▸ **Set exercise**: Output all of the records exactly as written.

Dataset entries:
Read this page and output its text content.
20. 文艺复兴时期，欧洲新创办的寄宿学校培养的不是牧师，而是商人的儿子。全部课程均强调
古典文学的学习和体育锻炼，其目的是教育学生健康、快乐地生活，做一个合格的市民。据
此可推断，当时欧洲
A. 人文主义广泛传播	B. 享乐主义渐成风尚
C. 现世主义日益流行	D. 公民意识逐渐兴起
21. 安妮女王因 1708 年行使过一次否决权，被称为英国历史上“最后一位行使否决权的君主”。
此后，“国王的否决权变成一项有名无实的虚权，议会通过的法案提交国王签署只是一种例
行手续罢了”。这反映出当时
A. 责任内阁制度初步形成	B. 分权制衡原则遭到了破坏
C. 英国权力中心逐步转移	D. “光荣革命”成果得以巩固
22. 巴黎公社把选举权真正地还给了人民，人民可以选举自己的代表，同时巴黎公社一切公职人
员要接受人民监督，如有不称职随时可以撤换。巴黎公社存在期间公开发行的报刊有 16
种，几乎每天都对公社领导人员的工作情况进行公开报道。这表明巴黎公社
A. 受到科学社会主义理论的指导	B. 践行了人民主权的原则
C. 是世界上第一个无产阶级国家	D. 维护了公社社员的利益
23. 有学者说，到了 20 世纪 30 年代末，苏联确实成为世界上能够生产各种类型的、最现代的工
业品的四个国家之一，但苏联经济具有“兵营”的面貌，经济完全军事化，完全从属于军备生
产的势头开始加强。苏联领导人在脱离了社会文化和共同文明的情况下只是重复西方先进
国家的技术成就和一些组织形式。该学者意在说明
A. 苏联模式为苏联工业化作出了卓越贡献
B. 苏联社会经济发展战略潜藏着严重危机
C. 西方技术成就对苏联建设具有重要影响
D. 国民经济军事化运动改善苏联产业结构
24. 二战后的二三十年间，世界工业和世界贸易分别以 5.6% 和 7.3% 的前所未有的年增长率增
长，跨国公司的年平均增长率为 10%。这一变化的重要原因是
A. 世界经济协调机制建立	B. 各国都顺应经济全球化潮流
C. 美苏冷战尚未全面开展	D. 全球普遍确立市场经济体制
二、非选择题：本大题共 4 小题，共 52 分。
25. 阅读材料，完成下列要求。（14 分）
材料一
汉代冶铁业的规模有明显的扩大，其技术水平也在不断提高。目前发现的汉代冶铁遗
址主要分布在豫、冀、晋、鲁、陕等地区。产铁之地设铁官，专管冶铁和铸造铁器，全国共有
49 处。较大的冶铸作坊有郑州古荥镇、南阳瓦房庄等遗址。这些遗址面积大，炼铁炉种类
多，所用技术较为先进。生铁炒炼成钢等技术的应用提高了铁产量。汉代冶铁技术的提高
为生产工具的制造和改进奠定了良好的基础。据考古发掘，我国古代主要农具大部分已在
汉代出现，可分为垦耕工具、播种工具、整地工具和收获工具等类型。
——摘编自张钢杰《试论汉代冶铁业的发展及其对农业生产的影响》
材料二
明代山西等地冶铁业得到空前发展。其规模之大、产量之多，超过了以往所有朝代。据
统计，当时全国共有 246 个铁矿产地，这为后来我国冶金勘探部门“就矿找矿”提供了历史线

▸ **Correct response**:
Read this page and output its text content.
20. 文艺复兴时期，欧洲新创办的寄宿学校培养的不是牧师，而是商人的儿子。全部课程均强调
古典文学的学习和体育锻炼，其目的是教育学生健康、快乐地生活，做一个合格的市民。据
此可推断，当时欧洲
A. 人文主义广泛传播	B. 享乐主义渐成风尚
C. 现世主义日益流行	D. 公民意识逐渐兴起
21. 安妮女王因 1708 年行使过一次否决权，被称为英国历史上“最后一位行使否决权的君主”。
此后，“国王的否决权变成一项有名无实的虚权，议会通过的法案提交国王签署只是一种例
行手续罢了”。这反映出当时
A. 责任内阁制度初步形成	B. 分权制衡原则遭到了破坏
C. 英国权力中心逐步转移	D. “光荣革命”成果得以巩固
22. 巴黎公社把选举权真正地还给了人民，人民可以选举自己的代表，同时巴黎公社一切公职人
员要接受人民监督，如有不称职随时可以撤换。巴黎公社存在期间公开发行的报刊有 16
种，几乎每天都对公社领导人员的工作情况进行公开报道。这表明巴黎公社
A. 受到科学社会主义理论的指导	B. 践行了人民主权的原则
C. 是世界上第一个无产阶级国家	D. 维护了公社社员的利益
23. 有学者说，到了 20 世纪 30 年代末，苏联确实成为世界上能够生产各种类型的、最现代的工
业品的四个国家之一，但苏联经济具有“兵营”的面貌，经济完全军事化，完全从属于军备生
产的势头开始加强。苏联领导人在脱离了社会文化和共同文明的情况下只是重复西方先进
国家的技术成就和一些组织形式。该学者意在说明
A. 苏联模式为苏联工业化作出了卓越贡献
B. 苏联社会经济发展战略潜藏着严重危机
C. 西方技术成就对苏联建设具有重要影响
D. 国民经济军事化运动改善苏联产业结构
24. 二战后的二三十年间，世界工业和世界贸易分别以 5.6% 和 7.3% 的前所未有的年增长率增
长，跨国公司的年平均增长率为 10%。这一变化的重要原因是
A. 世界经济协调机制建立	B. 各国都顺应经济全球化潮流
C. 美苏冷战尚未全面开展	D. 全球普遍确立市场经济体制
二、非选择题：本大题共 4 小题，共 52 分。
25. 阅读材料，完成下列要求。（14 分）
材料一
汉代冶铁业的规模有明显的扩大，其技术水平也在不断提高。目前发现的汉代冶铁遗
址主要分布在豫、冀、晋、鲁、陕等地区。产铁之地设铁官，专管冶铁和铸造铁器，全国共有
49 处。较大的冶铸作坊有郑州古荥镇、南阳瓦房庄等遗址。这些遗址面积大，炼铁炉种类
多，所用技术较为先进。生铁炒炼成钢等技术的应用提高了铁产量。汉代冶铁技术的提高
为生产工具的制造和改进奠定了良好的基础。据考古发掘，我国古代主要农具大部分已在
汉代出现，可分为垦耕工具、播种工具、整地工具和收获工具等类型。
——摘编自张钢杰《试论汉代冶铁业的发展及其对农业生产的影响》
材料二
明代山西等地冶铁业得到空前发展。其规模之大、产量之多，超过了以往所有朝代。据
统计，当时全国共有 246 个铁矿产地，这为后来我国冶金勘探部门“就矿找矿”提供了历史线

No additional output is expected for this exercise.